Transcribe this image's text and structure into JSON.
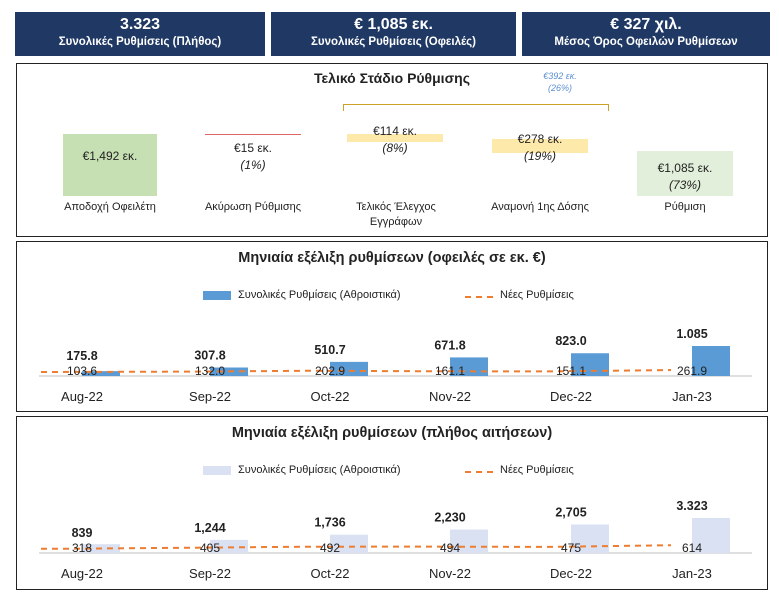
{
  "kpis": [
    {
      "value": "3.323",
      "label": "Συνολικές Ρυθμίσεις (Πλήθος)"
    },
    {
      "value": "€ 1,085 εκ.",
      "label": "Συνολικές Ρυθμίσεις (Οφειλές)"
    },
    {
      "value": "€ 327 χιλ.",
      "label": "Μέσος Όρος Οφειλών Ρυθμίσεων"
    }
  ],
  "stage": {
    "title": "Τελικό Στάδιο Ρύθμισης",
    "bracket_value": "€392 εκ.",
    "bracket_pct": "(26%)",
    "items": [
      {
        "category": "Αποδοχή Οφειλέτη",
        "value": "€1,492 εκ.",
        "pct": "",
        "amount": 1492,
        "color": "#c6e0b4"
      },
      {
        "category": "Ακύρωση Ρύθμισης",
        "value": "€15 εκ.",
        "pct": "(1%)",
        "amount": 15,
        "color": "#e06666"
      },
      {
        "category": "Τελικός Έλεγχος Εγγράφων",
        "value": "€114 εκ.",
        "pct": "(8%)",
        "amount": 114,
        "color": "#fde9a9"
      },
      {
        "category": "Αναμονή 1ης Δόσης",
        "value": "€278 εκ.",
        "pct": "(19%)",
        "amount": 278,
        "color": "#fde9a9"
      },
      {
        "category": "Ρύθμιση",
        "value": "€1,085 εκ.",
        "pct": "(73%)",
        "amount": 1085,
        "color": "#e2efda"
      }
    ]
  },
  "chart_data": [
    {
      "type": "bar",
      "title": "Μηνιαία εξέλιξη ρυθμίσεων (οφειλές σε εκ. €)",
      "categories": [
        "Aug-22",
        "Sep-22",
        "Oct-22",
        "Nov-22",
        "Dec-22",
        "Jan-23"
      ],
      "series": [
        {
          "name": "Συνολικές Ρυθμίσεις (Αθροιστικά)",
          "kind": "bar",
          "color": "#5b9bd5",
          "values": [
            175.8,
            307.8,
            510.7,
            671.8,
            823.0,
            1085
          ],
          "labels": [
            "175.8",
            "307.8",
            "510.7",
            "671.8",
            "823.0",
            "1.085"
          ]
        },
        {
          "name": "Νέες Ρυθμίσεις",
          "kind": "line-dashed",
          "color": "#ed7d31",
          "values": [
            103.6,
            132.0,
            202.9,
            161.1,
            151.1,
            261.9
          ],
          "labels": [
            "103.6",
            "132.0",
            "202.9",
            "161.1",
            "151.1",
            "261.9"
          ]
        }
      ],
      "legend": "top-center",
      "grid": false
    },
    {
      "type": "bar",
      "title": "Μηνιαία εξέλιξη ρυθμίσεων (πλήθος αιτήσεων)",
      "categories": [
        "Aug-22",
        "Sep-22",
        "Oct-22",
        "Nov-22",
        "Dec-22",
        "Jan-23"
      ],
      "series": [
        {
          "name": "Συνολικές Ρυθμίσεις (Αθροιστικά)",
          "kind": "bar",
          "color": "#d9e1f2",
          "values": [
            839,
            1244,
            1736,
            2230,
            2705,
            3323
          ],
          "labels": [
            "839",
            "1,244",
            "1,736",
            "2,230",
            "2,705",
            "3.323"
          ]
        },
        {
          "name": "Νέες Ρυθμίσεις",
          "kind": "line-dashed",
          "color": "#ed7d31",
          "values": [
            318,
            405,
            492,
            494,
            475,
            614
          ],
          "labels": [
            "318",
            "405",
            "492",
            "494",
            "475",
            "614"
          ]
        }
      ],
      "legend": "top-center",
      "grid": false
    }
  ]
}
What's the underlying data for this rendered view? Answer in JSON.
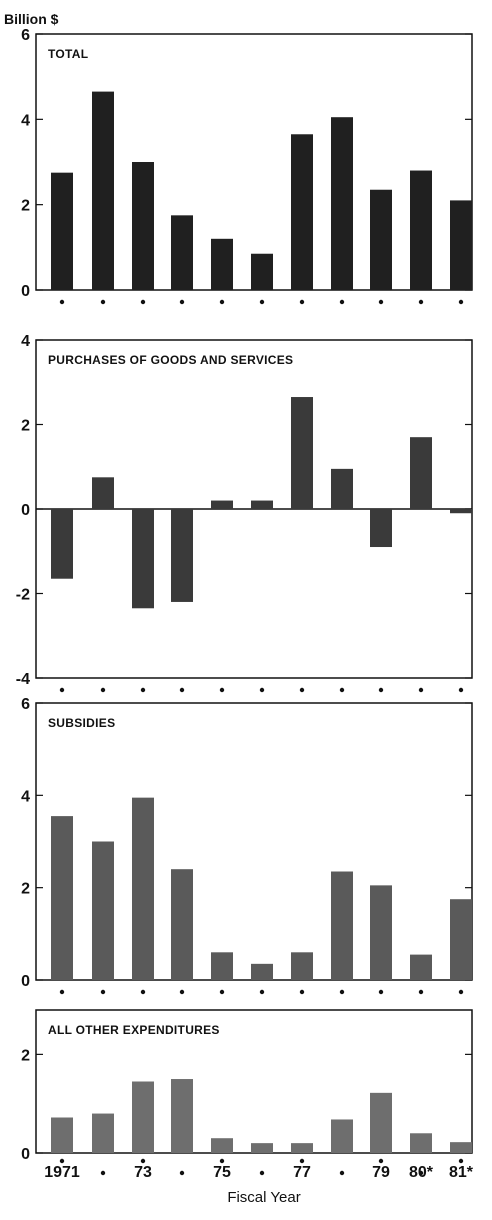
{
  "unit_label": "Billion $",
  "x_axis_title": "Fiscal Year",
  "x_tick_labels": [
    "1971",
    "",
    "73",
    "",
    "75",
    "",
    "77",
    "",
    "79",
    "80*",
    "81*"
  ],
  "chart_data": [
    {
      "type": "bar",
      "title": "TOTAL",
      "ylim": [
        0,
        6
      ],
      "yticks": [
        0,
        2,
        4,
        6
      ],
      "bar_color": "#202020",
      "values": [
        2.75,
        4.65,
        3.0,
        1.75,
        1.2,
        0.85,
        3.65,
        4.05,
        2.35,
        2.8,
        2.1
      ]
    },
    {
      "type": "bar",
      "title": "PURCHASES OF GOODS AND SERVICES",
      "ylim": [
        -4,
        4
      ],
      "yticks": [
        -4,
        -2,
        0,
        2,
        4
      ],
      "bar_color": "#3a3a3a",
      "values": [
        -1.65,
        0.75,
        -2.35,
        -2.2,
        0.2,
        0.2,
        2.65,
        0.95,
        -0.9,
        1.7,
        -0.1
      ]
    },
    {
      "type": "bar",
      "title": "SUBSIDIES",
      "ylim": [
        0,
        6
      ],
      "yticks": [
        0,
        2,
        4,
        6
      ],
      "bar_color": "#5a5a5a",
      "values": [
        3.55,
        3.0,
        3.95,
        2.4,
        0.6,
        0.35,
        0.6,
        2.35,
        2.05,
        0.55,
        1.75
      ]
    },
    {
      "type": "bar",
      "title": "ALL OTHER EXPENDITURES",
      "ylim": [
        0,
        2.9
      ],
      "yticks": [
        0,
        2
      ],
      "bar_color": "#6e6e6e",
      "values": [
        0.72,
        0.8,
        1.45,
        1.5,
        0.3,
        0.2,
        0.2,
        0.68,
        1.22,
        0.4,
        0.22
      ]
    }
  ]
}
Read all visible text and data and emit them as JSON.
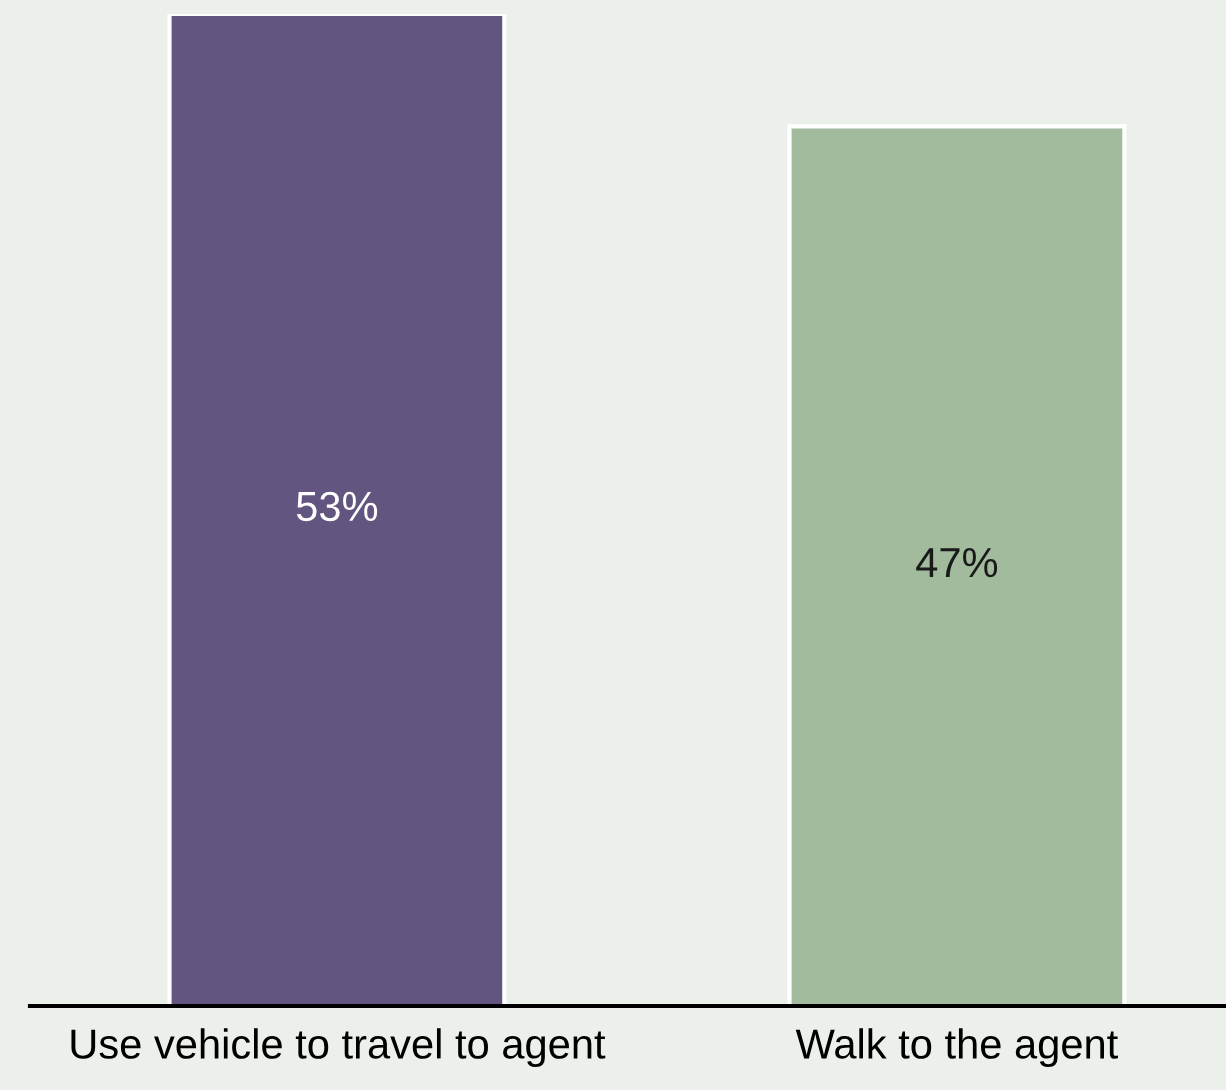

▶ Instructions to follow:
Except for the pictures, reproduce every line exactly.

▶ The output:
Transcribe this image's text and structure into JSON.
{
  "kpis": [
    {
      "value": "3.323",
      "label": "Συνολικές Ρυθμίσεις (Πλήθος)"
    },
    {
      "value": "€ 1,085 εκ.",
      "label": "Συνολικές Ρυθμίσεις (Οφειλές)"
    },
    {
      "value": "€ 327 χιλ.",
      "label": "Μέσος Όρος Οφειλών Ρυθμίσεων"
    }
  ],
  "stage": {
    "title": "Τελικό Στάδιο Ρύθμισης",
    "bracket_value": "€392 εκ.",
    "bracket_pct": "(26%)",
    "items": [
      {
        "category": "Αποδοχή Οφειλέτη",
        "value": "€1,492 εκ.",
        "pct": "",
        "amount": 1492,
        "color": "#c6e0b4"
      },
      {
        "category": "Ακύρωση Ρύθμισης",
        "value": "€15 εκ.",
        "pct": "(1%)",
        "amount": 15,
        "color": "#e06666"
      },
      {
        "category": "Τελικός Έλεγχος Εγγράφων",
        "value": "€114 εκ.",
        "pct": "(8%)",
        "amount": 114,
        "color": "#fde9a9"
      },
      {
        "category": "Αναμονή 1ης Δόσης",
        "value": "€278 εκ.",
        "pct": "(19%)",
        "amount": 278,
        "color": "#fde9a9"
      },
      {
        "category": "Ρύθμιση",
        "value": "€1,085 εκ.",
        "pct": "(73%)",
        "amount": 1085,
        "color": "#e2efda"
      }
    ]
  },
  "chart_data": [
    {
      "type": "bar",
      "title": "Μηνιαία εξέλιξη ρυθμίσεων (οφειλές σε εκ. €)",
      "categories": [
        "Aug-22",
        "Sep-22",
        "Oct-22",
        "Nov-22",
        "Dec-22",
        "Jan-23"
      ],
      "series": [
        {
          "name": "Συνολικές Ρυθμίσεις (Αθροιστικά)",
          "kind": "bar",
          "color": "#5b9bd5",
          "values": [
            175.8,
            307.8,
            510.7,
            671.8,
            823.0,
            1085
          ],
          "labels": [
            "175.8",
            "307.8",
            "510.7",
            "671.8",
            "823.0",
            "1.085"
          ]
        },
        {
          "name": "Νέες Ρυθμίσεις",
          "kind": "line-dashed",
          "color": "#ed7d31",
          "values": [
            103.6,
            132.0,
            202.9,
            161.1,
            151.1,
            261.9
          ],
          "labels": [
            "103.6",
            "132.0",
            "202.9",
            "161.1",
            "151.1",
            "261.9"
          ]
        }
      ],
      "legend": "top-center",
      "grid": false
    },
    {
      "type": "bar",
      "title": "Μηνιαία εξέλιξη ρυθμίσεων (πλήθος αιτήσεων)",
      "categories": [
        "Aug-22",
        "Sep-22",
        "Oct-22",
        "Nov-22",
        "Dec-22",
        "Jan-23"
      ],
      "series": [
        {
          "name": "Συνολικές Ρυθμίσεις (Αθροιστικά)",
          "kind": "bar",
          "color": "#d9e1f2",
          "values": [
            839,
            1244,
            1736,
            2230,
            2705,
            3323
          ],
          "labels": [
            "839",
            "1,244",
            "1,736",
            "2,230",
            "2,705",
            "3.323"
          ]
        },
        {
          "name": "Νέες Ρυθμίσεις",
          "kind": "line-dashed",
          "color": "#ed7d31",
          "values": [
            318,
            405,
            492,
            494,
            475,
            614
          ],
          "labels": [
            "318",
            "405",
            "492",
            "494",
            "475",
            "614"
          ]
        }
      ],
      "legend": "top-center",
      "grid": false
    }
  ]
}
What's the underlying data for this rendered view? Answer in JSON.
{
  "unit_label": "Billion $",
  "x_axis_title": "Fiscal Year",
  "x_tick_labels": [
    "1971",
    "",
    "73",
    "",
    "75",
    "",
    "77",
    "",
    "79",
    "80*",
    "81*"
  ],
  "chart_data": [
    {
      "type": "bar",
      "title": "TOTAL",
      "ylim": [
        0,
        6
      ],
      "yticks": [
        0,
        2,
        4,
        6
      ],
      "bar_color": "#202020",
      "values": [
        2.75,
        4.65,
        3.0,
        1.75,
        1.2,
        0.85,
        3.65,
        4.05,
        2.35,
        2.8,
        2.1
      ]
    },
    {
      "type": "bar",
      "title": "PURCHASES OF GOODS AND SERVICES",
      "ylim": [
        -4,
        4
      ],
      "yticks": [
        -4,
        -2,
        0,
        2,
        4
      ],
      "bar_color": "#3a3a3a",
      "values": [
        -1.65,
        0.75,
        -2.35,
        -2.2,
        0.2,
        0.2,
        2.65,
        0.95,
        -0.9,
        1.7,
        -0.1
      ]
    },
    {
      "type": "bar",
      "title": "SUBSIDIES",
      "ylim": [
        0,
        6
      ],
      "yticks": [
        0,
        2,
        4,
        6
      ],
      "bar_color": "#5a5a5a",
      "values": [
        3.55,
        3.0,
        3.95,
        2.4,
        0.6,
        0.35,
        0.6,
        2.35,
        2.05,
        0.55,
        1.75
      ]
    },
    {
      "type": "bar",
      "title": "ALL OTHER EXPENDITURES",
      "ylim": [
        0,
        2.9
      ],
      "yticks": [
        0,
        2
      ],
      "bar_color": "#6e6e6e",
      "values": [
        0.72,
        0.8,
        1.45,
        1.5,
        0.3,
        0.2,
        0.2,
        0.68,
        1.22,
        0.4,
        0.22
      ]
    }
  ]
}
Read all visible text and data and emit them as JSON.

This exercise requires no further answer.